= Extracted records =
■ ■ ■ ■ ■ ■ ■

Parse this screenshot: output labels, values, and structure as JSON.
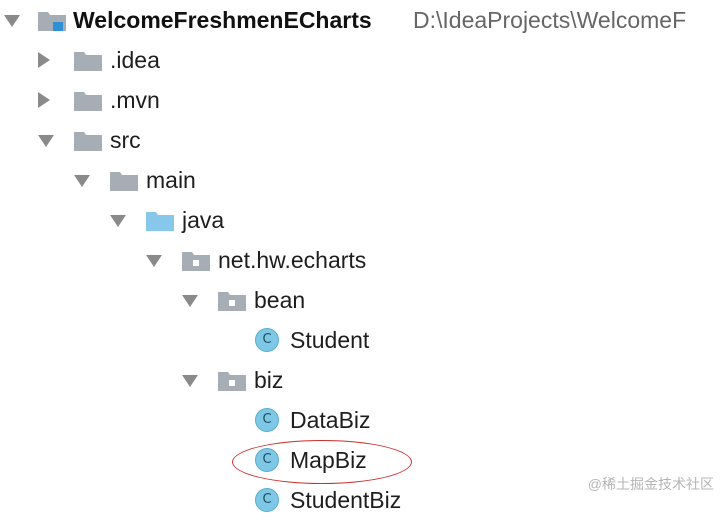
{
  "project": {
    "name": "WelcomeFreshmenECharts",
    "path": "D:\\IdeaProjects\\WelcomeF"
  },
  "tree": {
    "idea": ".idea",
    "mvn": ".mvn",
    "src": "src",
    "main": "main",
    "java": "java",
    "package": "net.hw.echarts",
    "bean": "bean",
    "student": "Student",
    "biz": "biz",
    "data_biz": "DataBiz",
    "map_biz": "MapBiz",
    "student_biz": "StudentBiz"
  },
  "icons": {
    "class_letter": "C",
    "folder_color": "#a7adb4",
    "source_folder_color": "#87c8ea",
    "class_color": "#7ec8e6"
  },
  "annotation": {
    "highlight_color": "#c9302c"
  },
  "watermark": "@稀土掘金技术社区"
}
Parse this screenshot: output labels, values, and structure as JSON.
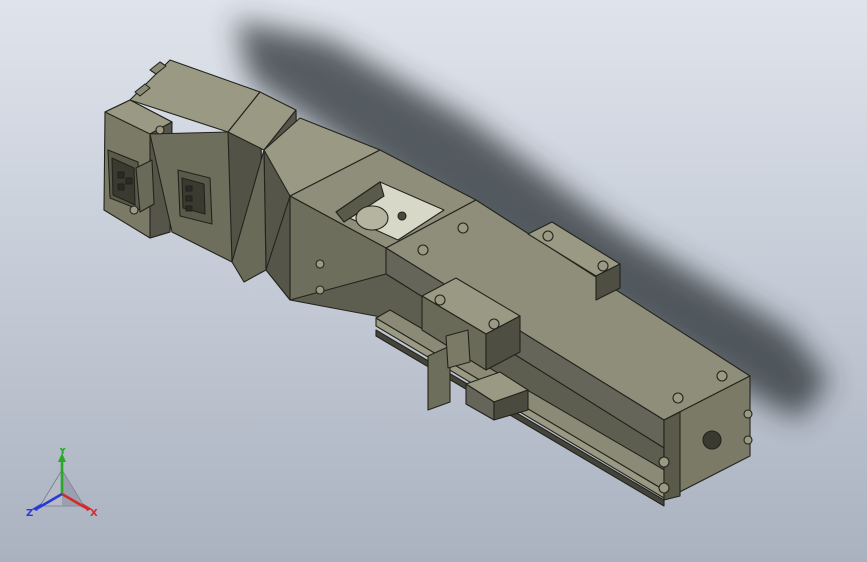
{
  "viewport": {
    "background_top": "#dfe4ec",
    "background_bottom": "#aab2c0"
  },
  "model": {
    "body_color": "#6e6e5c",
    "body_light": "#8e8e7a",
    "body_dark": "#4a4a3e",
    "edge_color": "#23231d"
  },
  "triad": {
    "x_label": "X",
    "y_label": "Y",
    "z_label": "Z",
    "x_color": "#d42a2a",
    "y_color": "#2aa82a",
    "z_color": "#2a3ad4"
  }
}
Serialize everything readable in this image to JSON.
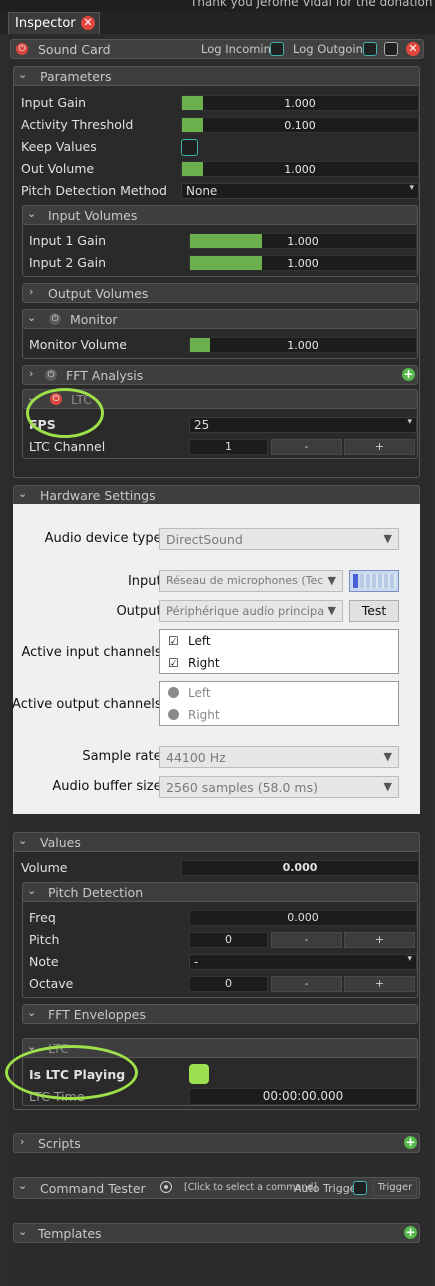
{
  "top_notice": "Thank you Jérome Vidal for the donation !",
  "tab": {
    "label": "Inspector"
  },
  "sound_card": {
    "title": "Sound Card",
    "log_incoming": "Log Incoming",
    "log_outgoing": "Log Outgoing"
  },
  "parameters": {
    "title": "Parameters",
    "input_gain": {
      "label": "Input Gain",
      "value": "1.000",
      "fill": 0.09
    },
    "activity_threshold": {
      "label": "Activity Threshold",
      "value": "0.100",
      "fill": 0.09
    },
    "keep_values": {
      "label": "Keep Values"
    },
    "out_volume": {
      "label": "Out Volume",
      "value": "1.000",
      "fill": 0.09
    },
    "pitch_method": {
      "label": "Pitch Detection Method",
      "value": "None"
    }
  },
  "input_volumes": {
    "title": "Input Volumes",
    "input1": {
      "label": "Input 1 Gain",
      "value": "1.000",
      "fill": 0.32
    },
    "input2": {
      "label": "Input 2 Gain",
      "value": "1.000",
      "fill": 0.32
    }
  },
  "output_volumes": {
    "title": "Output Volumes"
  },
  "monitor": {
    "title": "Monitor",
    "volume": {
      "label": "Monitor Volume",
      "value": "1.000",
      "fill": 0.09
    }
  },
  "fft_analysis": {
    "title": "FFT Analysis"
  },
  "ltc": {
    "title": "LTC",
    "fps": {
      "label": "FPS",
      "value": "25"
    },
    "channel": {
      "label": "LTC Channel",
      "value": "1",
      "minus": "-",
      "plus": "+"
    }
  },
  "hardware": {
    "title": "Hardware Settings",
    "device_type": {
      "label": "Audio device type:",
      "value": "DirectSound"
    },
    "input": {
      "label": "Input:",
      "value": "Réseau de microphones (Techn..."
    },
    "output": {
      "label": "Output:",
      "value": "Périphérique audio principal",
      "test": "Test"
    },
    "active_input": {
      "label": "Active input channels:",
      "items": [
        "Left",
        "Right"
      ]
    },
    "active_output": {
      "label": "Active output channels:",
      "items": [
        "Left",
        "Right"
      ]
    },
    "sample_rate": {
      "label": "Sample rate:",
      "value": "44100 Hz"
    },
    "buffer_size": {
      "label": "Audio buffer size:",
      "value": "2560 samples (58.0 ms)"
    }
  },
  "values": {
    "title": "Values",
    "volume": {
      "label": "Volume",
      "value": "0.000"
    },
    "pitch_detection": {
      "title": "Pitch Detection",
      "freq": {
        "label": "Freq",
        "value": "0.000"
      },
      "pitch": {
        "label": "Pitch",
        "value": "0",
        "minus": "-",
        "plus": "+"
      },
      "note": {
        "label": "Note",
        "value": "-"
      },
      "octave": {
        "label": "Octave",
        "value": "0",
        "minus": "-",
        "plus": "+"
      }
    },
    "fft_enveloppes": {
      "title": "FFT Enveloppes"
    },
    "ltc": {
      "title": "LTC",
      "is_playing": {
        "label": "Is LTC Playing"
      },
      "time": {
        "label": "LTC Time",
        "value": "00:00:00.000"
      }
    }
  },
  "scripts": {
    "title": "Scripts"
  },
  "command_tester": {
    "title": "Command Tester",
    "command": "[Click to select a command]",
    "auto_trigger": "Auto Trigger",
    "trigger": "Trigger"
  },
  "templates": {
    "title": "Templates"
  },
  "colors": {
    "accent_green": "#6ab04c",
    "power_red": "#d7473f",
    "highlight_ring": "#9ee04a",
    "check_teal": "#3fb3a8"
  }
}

■ ■ ■ ■ ■ ■ ■

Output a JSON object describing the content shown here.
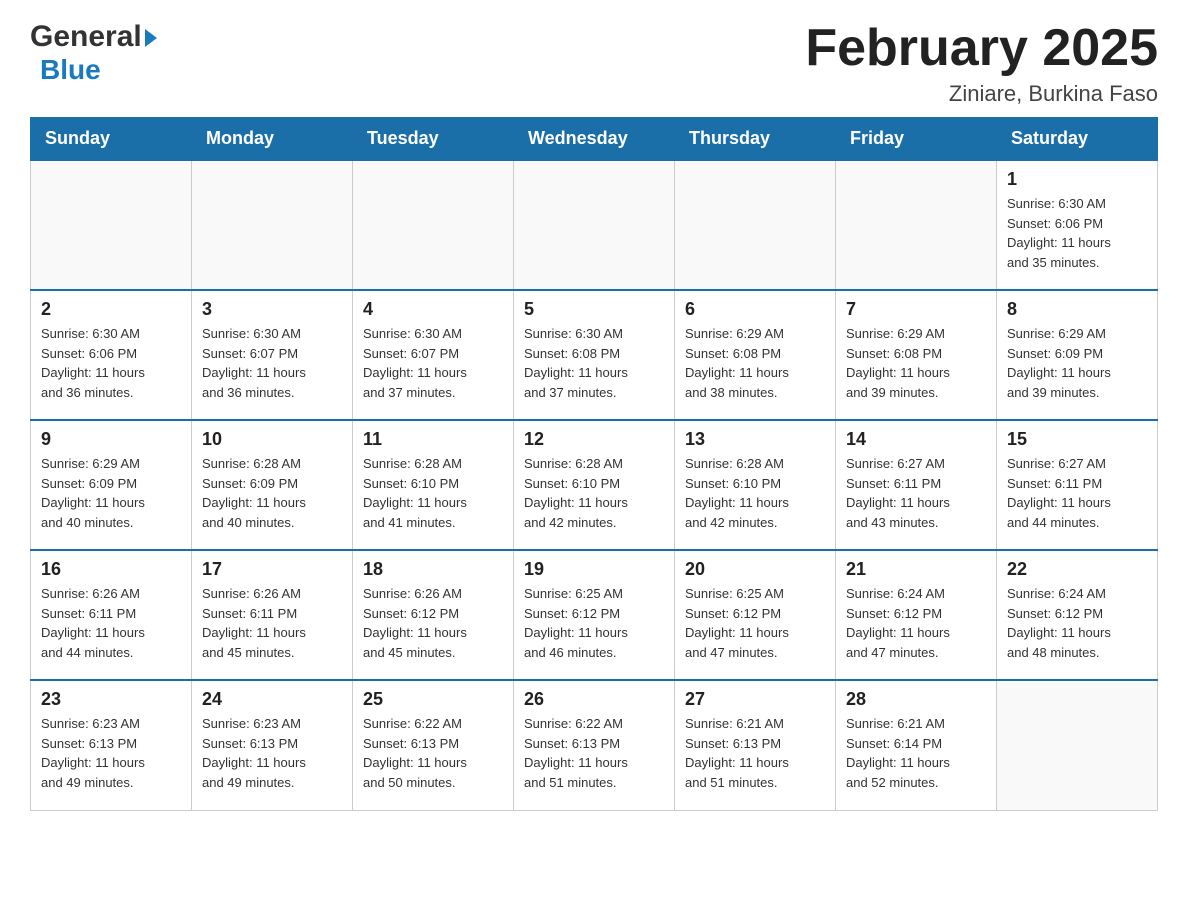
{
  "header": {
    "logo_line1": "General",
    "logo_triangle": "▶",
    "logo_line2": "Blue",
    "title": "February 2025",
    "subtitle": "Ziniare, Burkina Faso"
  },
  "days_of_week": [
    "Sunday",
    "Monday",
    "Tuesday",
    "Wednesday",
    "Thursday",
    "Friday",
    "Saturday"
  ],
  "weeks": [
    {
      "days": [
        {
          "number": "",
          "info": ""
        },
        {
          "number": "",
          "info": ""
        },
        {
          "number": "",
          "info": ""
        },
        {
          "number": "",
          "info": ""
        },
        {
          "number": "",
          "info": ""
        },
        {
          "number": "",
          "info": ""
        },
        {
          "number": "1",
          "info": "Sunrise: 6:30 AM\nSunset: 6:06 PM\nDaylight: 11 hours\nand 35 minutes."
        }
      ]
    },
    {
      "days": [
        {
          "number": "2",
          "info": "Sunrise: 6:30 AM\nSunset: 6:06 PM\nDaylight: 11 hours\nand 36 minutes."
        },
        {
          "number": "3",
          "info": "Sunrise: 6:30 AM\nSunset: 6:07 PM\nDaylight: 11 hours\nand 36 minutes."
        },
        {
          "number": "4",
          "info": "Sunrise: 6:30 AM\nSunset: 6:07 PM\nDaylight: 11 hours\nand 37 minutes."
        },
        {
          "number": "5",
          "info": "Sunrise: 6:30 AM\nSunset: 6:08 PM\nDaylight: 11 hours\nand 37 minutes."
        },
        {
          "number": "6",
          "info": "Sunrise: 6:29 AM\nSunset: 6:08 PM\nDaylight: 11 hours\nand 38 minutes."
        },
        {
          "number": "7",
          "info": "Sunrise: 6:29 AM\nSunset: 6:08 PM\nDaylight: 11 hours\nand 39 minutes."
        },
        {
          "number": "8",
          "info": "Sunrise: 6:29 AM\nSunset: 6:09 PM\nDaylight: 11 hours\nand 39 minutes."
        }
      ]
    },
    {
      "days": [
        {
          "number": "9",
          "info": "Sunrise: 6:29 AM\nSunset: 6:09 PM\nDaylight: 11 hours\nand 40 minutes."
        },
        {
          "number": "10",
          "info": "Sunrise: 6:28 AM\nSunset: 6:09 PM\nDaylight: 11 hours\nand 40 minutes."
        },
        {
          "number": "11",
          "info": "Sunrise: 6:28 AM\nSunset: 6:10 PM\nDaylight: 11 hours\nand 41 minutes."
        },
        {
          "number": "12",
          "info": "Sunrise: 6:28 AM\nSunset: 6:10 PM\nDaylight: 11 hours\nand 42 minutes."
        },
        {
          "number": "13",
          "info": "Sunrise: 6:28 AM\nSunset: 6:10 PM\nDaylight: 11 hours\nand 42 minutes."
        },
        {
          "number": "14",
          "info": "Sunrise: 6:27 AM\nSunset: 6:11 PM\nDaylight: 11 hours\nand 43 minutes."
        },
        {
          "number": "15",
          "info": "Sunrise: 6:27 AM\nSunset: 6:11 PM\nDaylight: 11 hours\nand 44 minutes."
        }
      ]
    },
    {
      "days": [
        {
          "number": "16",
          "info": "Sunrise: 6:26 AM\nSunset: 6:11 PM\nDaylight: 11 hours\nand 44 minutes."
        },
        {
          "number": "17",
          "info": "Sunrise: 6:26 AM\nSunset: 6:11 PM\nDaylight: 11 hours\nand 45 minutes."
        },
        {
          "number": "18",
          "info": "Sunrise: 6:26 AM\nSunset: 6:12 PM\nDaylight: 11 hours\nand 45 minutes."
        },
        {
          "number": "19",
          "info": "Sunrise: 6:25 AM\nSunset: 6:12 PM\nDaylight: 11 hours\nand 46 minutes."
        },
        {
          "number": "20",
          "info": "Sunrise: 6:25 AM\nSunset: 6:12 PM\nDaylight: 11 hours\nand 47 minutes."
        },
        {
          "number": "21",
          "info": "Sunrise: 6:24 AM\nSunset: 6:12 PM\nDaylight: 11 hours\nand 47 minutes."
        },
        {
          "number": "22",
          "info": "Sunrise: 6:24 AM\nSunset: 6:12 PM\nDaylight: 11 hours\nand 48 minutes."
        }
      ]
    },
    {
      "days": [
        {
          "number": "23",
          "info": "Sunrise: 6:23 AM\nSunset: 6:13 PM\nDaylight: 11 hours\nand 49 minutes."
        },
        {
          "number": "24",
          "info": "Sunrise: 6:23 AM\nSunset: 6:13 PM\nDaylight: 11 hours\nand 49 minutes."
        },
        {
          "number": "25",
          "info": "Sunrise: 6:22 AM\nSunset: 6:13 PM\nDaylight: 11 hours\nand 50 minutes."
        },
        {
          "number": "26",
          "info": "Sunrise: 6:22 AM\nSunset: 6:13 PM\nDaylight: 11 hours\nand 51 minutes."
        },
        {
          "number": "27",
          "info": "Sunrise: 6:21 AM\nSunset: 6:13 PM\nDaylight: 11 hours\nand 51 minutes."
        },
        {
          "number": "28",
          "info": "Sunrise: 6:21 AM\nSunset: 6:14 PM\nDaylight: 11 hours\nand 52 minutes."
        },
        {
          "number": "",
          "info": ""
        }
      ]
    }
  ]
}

■ ■ ■ ■ ■ ■ ■

Read through the entries and copy every line that includes "channels".

      "label": "Active input channels:",
      "label": "Active output channels:",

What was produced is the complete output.